TASK OBJECTIVE: Show every line of the records below that contains the word "heading".

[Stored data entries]
* * *

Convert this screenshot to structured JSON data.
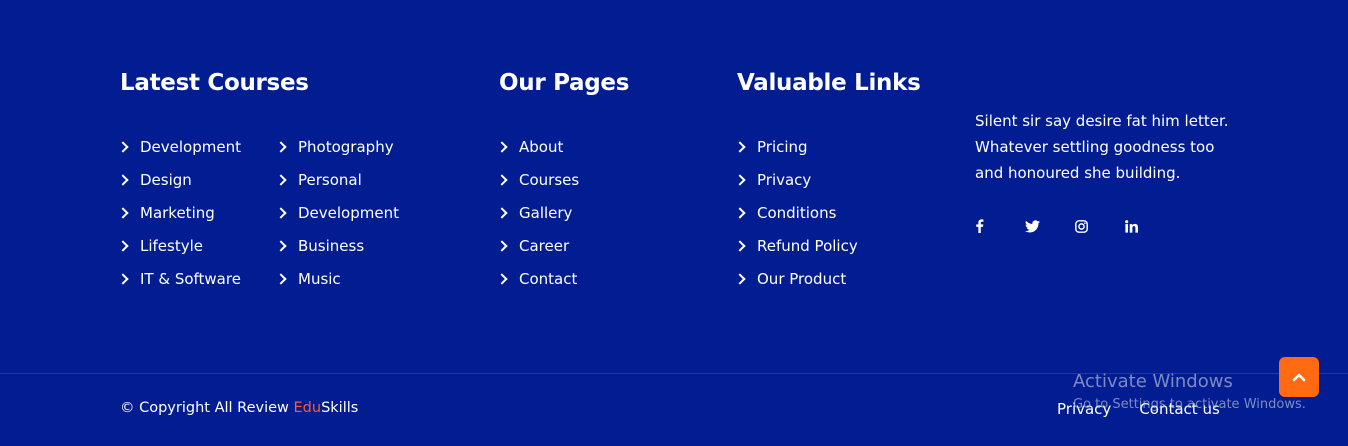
{
  "courses": {
    "heading": "Latest Courses",
    "col1": [
      "Development",
      "Design",
      "Marketing",
      "Lifestyle",
      "IT & Software"
    ],
    "col2": [
      "Photography",
      "Personal",
      "Development",
      "Business",
      "Music"
    ]
  },
  "pages": {
    "heading": "Our Pages",
    "items": [
      "About",
      "Courses",
      "Gallery",
      "Career",
      "Contact"
    ]
  },
  "links": {
    "heading": "Valuable Links",
    "items": [
      "Pricing",
      "Privacy",
      "Conditions",
      "Refund Policy",
      "Our Product"
    ]
  },
  "about": {
    "text": "Silent sir say desire fat him letter. Whatever settling goodness too and honoured she building.",
    "social": [
      "facebook-icon",
      "twitter-icon",
      "instagram-icon",
      "linkedin-icon"
    ]
  },
  "bottom": {
    "copyright_prefix": "© Copyright All Review ",
    "brand_accent": "Edu",
    "brand_rest": "Skills",
    "links": [
      "Privacy",
      "Contact us"
    ]
  },
  "watermark": {
    "title": "Activate Windows",
    "subtitle": "Go to Settings to activate Windows."
  },
  "colors": {
    "background": "#021d92",
    "accent": "#ff5a2c",
    "scroll_button": "#ff6a13"
  }
}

* * *

FINISHED EXERCISE:
    "heading": "Latest Courses",
    "heading": "Our Pages",
    "heading": "Valuable Links",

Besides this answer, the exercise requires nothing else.